%%

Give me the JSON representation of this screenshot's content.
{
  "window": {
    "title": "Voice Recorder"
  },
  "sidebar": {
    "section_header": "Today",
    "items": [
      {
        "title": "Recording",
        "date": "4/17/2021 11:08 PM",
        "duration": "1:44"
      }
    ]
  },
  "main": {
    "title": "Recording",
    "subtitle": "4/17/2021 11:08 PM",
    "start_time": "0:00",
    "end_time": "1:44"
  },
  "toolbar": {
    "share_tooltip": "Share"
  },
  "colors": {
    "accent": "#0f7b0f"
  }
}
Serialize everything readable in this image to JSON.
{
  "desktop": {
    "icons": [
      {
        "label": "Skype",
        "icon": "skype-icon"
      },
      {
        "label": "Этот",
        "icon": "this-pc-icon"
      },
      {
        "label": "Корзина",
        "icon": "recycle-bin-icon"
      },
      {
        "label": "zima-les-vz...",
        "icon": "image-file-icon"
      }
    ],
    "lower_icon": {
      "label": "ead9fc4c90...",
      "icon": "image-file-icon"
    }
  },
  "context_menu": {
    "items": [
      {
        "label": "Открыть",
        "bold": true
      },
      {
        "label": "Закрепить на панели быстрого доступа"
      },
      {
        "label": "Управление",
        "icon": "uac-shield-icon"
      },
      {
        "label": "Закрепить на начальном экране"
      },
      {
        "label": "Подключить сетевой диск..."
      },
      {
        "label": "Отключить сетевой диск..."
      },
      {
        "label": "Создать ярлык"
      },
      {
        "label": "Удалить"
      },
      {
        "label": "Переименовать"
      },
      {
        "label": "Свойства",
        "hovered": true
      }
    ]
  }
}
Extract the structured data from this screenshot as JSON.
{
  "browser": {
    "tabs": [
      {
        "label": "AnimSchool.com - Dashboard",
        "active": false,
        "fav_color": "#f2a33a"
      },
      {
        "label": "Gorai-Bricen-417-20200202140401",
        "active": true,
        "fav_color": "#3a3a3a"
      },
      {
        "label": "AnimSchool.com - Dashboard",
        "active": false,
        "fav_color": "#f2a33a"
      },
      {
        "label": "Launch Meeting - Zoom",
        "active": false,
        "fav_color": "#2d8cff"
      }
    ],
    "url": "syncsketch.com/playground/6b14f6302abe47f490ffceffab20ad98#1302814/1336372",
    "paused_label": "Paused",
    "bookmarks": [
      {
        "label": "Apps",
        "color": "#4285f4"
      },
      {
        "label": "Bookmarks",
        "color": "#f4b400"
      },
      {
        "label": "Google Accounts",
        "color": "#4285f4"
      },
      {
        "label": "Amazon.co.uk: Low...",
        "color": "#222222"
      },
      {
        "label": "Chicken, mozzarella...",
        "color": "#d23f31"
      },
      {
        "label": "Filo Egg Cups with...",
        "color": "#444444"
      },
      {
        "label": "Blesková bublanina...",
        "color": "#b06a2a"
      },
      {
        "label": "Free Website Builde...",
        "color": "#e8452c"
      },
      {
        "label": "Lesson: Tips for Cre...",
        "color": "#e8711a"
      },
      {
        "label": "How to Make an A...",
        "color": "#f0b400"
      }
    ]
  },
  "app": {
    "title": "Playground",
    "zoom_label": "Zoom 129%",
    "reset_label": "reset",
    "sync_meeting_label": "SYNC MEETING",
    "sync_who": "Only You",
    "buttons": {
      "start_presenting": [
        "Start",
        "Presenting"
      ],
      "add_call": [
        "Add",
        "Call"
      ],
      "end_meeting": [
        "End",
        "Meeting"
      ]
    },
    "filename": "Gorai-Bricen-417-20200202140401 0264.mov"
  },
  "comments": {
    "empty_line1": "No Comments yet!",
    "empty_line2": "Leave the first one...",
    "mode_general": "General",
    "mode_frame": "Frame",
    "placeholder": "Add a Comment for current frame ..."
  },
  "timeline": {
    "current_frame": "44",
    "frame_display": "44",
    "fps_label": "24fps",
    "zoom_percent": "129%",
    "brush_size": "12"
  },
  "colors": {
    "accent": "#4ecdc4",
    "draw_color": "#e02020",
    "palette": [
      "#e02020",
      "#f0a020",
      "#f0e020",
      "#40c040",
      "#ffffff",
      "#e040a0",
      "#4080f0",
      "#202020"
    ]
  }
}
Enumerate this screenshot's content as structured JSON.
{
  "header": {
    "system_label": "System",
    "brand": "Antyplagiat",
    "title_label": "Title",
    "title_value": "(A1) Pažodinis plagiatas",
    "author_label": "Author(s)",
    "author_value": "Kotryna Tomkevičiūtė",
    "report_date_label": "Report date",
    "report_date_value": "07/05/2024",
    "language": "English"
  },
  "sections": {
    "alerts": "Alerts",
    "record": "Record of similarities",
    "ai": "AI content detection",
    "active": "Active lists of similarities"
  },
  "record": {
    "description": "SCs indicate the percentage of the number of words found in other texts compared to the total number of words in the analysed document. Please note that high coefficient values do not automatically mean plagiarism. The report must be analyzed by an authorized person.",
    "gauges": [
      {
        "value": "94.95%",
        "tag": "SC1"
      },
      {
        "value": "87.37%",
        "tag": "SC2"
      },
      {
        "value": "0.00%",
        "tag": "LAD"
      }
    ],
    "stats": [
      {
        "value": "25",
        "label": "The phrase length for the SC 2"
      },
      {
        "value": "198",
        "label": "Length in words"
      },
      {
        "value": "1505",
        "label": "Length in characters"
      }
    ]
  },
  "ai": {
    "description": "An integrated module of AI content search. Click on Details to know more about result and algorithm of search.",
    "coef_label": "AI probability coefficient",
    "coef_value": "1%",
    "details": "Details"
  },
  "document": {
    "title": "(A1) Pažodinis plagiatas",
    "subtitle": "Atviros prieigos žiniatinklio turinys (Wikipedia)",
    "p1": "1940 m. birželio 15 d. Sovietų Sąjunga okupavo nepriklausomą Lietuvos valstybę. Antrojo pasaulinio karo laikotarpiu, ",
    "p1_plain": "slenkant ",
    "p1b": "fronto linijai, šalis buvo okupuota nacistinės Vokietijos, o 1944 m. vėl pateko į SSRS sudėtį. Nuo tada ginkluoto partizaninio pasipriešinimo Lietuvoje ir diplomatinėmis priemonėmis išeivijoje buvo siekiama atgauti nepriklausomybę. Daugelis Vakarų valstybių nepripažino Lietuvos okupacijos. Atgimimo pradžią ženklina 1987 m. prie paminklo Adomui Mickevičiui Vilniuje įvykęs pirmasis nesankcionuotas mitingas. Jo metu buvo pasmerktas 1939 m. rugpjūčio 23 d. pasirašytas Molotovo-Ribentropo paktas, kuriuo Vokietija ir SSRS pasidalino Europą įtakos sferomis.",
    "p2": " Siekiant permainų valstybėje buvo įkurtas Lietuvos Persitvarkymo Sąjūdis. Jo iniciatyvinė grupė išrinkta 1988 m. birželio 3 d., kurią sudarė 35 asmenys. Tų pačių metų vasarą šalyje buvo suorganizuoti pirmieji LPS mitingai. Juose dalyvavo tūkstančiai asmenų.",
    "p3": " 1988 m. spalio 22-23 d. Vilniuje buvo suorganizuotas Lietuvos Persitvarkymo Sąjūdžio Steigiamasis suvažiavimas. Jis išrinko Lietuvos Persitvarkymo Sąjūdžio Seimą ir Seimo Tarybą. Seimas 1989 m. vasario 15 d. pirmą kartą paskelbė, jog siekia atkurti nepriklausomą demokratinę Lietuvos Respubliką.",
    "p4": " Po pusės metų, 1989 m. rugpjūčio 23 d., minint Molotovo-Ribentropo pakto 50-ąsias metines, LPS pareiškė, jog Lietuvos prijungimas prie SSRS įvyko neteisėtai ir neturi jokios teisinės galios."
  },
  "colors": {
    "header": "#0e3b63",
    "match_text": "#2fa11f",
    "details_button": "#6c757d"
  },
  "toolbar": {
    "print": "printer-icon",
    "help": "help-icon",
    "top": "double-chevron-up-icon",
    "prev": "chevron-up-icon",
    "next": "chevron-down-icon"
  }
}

%%

_Set exercise_.
Note how many lines in the material hold the word "диск", and give that number with nothing added.

_Answer to the problem_.
2